*Exercise instructions*
The records that follow should be retyped word for word.
━━ Material ━━
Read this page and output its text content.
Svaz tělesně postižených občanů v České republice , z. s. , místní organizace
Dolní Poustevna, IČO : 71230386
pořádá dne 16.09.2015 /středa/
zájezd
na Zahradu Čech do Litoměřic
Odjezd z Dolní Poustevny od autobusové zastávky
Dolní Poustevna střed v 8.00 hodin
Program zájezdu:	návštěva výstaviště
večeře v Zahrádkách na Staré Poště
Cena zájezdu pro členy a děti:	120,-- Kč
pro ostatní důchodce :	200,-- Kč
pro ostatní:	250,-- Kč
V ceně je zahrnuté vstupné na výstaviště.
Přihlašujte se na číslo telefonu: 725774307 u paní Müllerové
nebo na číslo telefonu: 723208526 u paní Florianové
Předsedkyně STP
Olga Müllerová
━━━
*Solution to this exercise*
Read this page and output its text content.
Svaz tělesně postižených občanů v České republice , z. s. , místní organizace
Dolní Poustevna, IČO : 71230386
pořádá dne 16.09.2015 /středa/
zájezd
na Zahradu Čech do Litoměřic
Odjezd z Dolní Poustevny od autobusové zastávky
Dolní Poustevna střed v 8.00 hodin
Program zájezdu:	návštěva výstaviště
večeře v Zahrádkách na Staré Poště
Cena zájezdu pro členy a děti:	120,-- Kč
pro ostatní důchodce :	200,-- Kč
pro ostatní:	250,-- Kč
V ceně je zahrnuté vstupné na výstaviště.
Přihlašujte se na číslo telefonu: 725774307 u paní Müllerové
nebo na číslo telefonu: 723208526 u paní Florianové
Předsedkyně STP
Olga Müllerová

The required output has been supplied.